• [Task directions]: Write out the listing in full, matching it word for word.

Data excerpts
>>>>

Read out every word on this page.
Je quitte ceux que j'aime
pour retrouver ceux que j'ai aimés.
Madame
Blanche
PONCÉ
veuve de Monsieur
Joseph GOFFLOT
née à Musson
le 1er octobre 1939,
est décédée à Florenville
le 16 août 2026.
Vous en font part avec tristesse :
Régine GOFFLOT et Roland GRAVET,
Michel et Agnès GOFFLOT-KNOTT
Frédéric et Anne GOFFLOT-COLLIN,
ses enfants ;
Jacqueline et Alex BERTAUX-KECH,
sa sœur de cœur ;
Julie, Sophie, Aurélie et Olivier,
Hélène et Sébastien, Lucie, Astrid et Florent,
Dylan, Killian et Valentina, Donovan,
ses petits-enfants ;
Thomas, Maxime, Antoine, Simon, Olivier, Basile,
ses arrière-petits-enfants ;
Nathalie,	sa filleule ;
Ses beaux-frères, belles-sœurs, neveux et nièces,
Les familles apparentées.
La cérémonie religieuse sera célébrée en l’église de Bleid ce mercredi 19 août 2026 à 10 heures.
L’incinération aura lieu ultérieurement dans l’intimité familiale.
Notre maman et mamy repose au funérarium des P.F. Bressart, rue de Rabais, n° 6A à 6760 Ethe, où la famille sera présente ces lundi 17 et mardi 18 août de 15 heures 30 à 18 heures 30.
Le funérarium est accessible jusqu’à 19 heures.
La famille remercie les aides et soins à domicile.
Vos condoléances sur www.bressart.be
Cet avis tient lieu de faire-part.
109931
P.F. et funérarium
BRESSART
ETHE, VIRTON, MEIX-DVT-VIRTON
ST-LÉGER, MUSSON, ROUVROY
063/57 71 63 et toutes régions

<<<<

• [Exercise answer]:
Read out every word on this page.
Je quitte ceux que j'aime
pour retrouver ceux que j'ai aimés.
Madame
Blanche
PONCÉ
veuve de Monsieur
Joseph GOFFLOT
née à Musson
le 1er octobre 1939,
est décédée à Florenville
le 16 août 2026.
Vous en font part avec tristesse :
Régine GOFFLOT et Roland GRAVET,
Michel et Agnès GOFFLOT-KNOTT
Frédéric et Anne GOFFLOT-COLLIN,
ses enfants ;
Jacqueline et Alex BERTAUX-KECH,
sa sœur de cœur ;
Julie, Sophie, Aurélie et Olivier,
Hélène et Sébastien, Lucie, Astrid et Florent,
Dylan, Killian et Valentina, Donovan,
ses petits-enfants ;
Thomas, Maxime, Antoine, Simon, Olivier, Basile,
ses arrière-petits-enfants ;
Nathalie,	sa filleule ;
Ses beaux-frères, belles-sœurs, neveux et nièces,
Les familles apparentées.
La cérémonie religieuse sera célébrée en l’église de Bleid ce mercredi 19 août 2026 à 10 heures.
L’incinération aura lieu ultérieurement dans l’intimité familiale.
Notre maman et mamy repose au funérarium des P.F. Bressart, rue de Rabais, n° 6A à 6760 Ethe, où la famille sera présente ces lundi 17 et mardi 18 août de 15 heures 30 à 18 heures 30.
Le funérarium est accessible jusqu’à 19 heures.
La famille remercie les aides et soins à domicile.
Vos condoléances sur www.bressart.be
Cet avis tient lieu de faire-part.
109931
P.F. et funérarium
BRESSART
ETHE, VIRTON, MEIX-DVT-VIRTON
ST-LÉGER, MUSSON, ROUVROY
063/57 71 63 et toutes régions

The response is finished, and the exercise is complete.